Id say the old school way works pretty good.

Cut a hole in the belly, fill it with stone,close the hole with string and needle and than dump it in in deep water.

joeboxer
03-29-2005, 04:13 PM
Why let Pigs eat the body when you can do it. This gets rid of the body and supplies dinner for at least a month. The only real question is who do you invite over for dinner?

leff
03-29-2005, 04:15 PM
Why let Pigs eat the body when you can do it. This gets rid of the body and supplies dinner for at least a month. The only real question is who do you invite over for dinner?

the policeofficers ofcourse

The Fix
03-29-2005, 04:18 PM
put it in rosie o'donnels pants, no one will find it there

jack_the_rippuh
03-29-2005, 04:19 PM
Bury under your attoney's boat like Barry "The Blade" Muldanno did from The Client..

riz
03-29-2005, 04:25 PM
let mike tyson have a lil fun with it :p

joeboxer
03-29-2005, 04:28 PM
put it in rosie o'donnels pants, no one will find it there

so true, so very true

MlLkMan
03-29-2005, 09:06 PM
I say just burn it to ashes.

Dyl-G
03-29-2005, 10:02 PM
eat it, then throw it up and feed it to your dog, dogs like vomit

BadMagick
03-29-2005, 10:52 PM
Man, Joe, if you don't want to get caught you gotta do **** the right way. Neils suggestion is the best so far. I'd also suggest a rag dipped in gasoline into the tank, and dowsing the car in gasoline. Burn everything there. Burn the body in the car, too. If you can, get jet fuel, that **** will burn everything, so much to the point there will be no evidence at all. If you work for an airliner company, or have some way of stealing fuel, you should be good to go.

The Fix
03-29-2005, 11:13 PM
you could dump the body in rosie o'donnels pants and then light her on fire. that would work the only problem you'd ahve is where to put the 2057 pounds of ash.

Blood_Child
03-29-2005, 11:59 PM
wow, twisted......I like it! ^_^

kepsy
03-30-2005, 12:43 AM
Snatch...

You're always gonna have problems lifting a body in one piece. Apparently the best thing to do is cut up a corpse into six pieces and pile it all together, And when you got your six pieces, you gotta get rid of them, because it's no good leaving it in the deep freeze for your mum to discover, now is it? Then I hear the best thing to do is feed them to pigs. You got to starve the pigs for a few days, then the sight of a chopped-up body will look like curry to a pisshead. You gotta shave the heads of your victims, and pull the teeth out for the sake of the piggies' digestion. You could do this afterwards, of course, but you don't want to go sievin' through pig ****, now do you? They will go through bone like butter. You need at least sixteen pigs to finish the job in one sitting, so be wary of any man who keeps a pig farm. They will go through a body that weighs 200 pounds in about eight minutes. That means that a single pig can consume two pounds of uncooked flesh every minute. Hence the expression, "as greedy as a pig". - BrickTop
Thanks kaps.... been trying to think of the damn movie since I posted last night.

● Problems to solve:
(a) Return the stretch of the forum thread from "the policeofficers ofcourse" through "from The Client..", unchanged.
(b) List every posting time in the forum thread that is dated 03-29-2005 and falls after 9:00 PM.
Work only from the forum thread above.

● Listed records:
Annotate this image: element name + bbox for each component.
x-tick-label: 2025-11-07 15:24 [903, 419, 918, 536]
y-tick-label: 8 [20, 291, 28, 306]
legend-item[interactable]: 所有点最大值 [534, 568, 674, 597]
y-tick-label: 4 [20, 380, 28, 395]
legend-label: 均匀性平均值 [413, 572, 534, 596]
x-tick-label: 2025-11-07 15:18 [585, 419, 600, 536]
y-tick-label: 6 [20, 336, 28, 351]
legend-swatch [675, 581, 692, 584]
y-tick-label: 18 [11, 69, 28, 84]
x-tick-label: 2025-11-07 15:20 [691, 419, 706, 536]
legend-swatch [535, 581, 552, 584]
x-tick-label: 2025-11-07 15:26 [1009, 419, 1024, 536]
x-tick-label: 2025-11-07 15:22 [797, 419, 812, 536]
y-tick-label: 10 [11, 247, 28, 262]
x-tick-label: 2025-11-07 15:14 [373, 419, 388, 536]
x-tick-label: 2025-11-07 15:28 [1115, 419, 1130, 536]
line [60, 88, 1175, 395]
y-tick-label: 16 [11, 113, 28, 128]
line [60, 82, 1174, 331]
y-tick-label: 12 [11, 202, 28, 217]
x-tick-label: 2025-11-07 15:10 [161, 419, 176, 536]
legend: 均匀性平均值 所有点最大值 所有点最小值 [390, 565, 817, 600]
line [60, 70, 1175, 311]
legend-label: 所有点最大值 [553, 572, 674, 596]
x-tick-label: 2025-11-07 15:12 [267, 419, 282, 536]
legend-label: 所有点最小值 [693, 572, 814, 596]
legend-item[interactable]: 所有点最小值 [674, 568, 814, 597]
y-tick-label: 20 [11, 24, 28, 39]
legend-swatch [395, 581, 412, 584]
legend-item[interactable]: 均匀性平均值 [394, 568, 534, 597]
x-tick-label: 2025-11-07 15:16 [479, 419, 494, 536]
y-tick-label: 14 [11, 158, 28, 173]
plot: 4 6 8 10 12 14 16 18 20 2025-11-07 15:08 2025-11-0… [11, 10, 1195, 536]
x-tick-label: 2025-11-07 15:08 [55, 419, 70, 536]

● Task responses:
(a)
the policeofficers ofcourse

The Fix
03-29-2005, 04:18 PM
put it in rosie o'donnels pants, no one will find it there

jack_the_rippuh
03-29-2005, 04:19 PM
Bury under your attoney's boat like Barry "The Blade" Muldanno did from The Client..

(b)
09:06 PM
10:02 PM
10:52 PM
11:13 PM
11:59 PM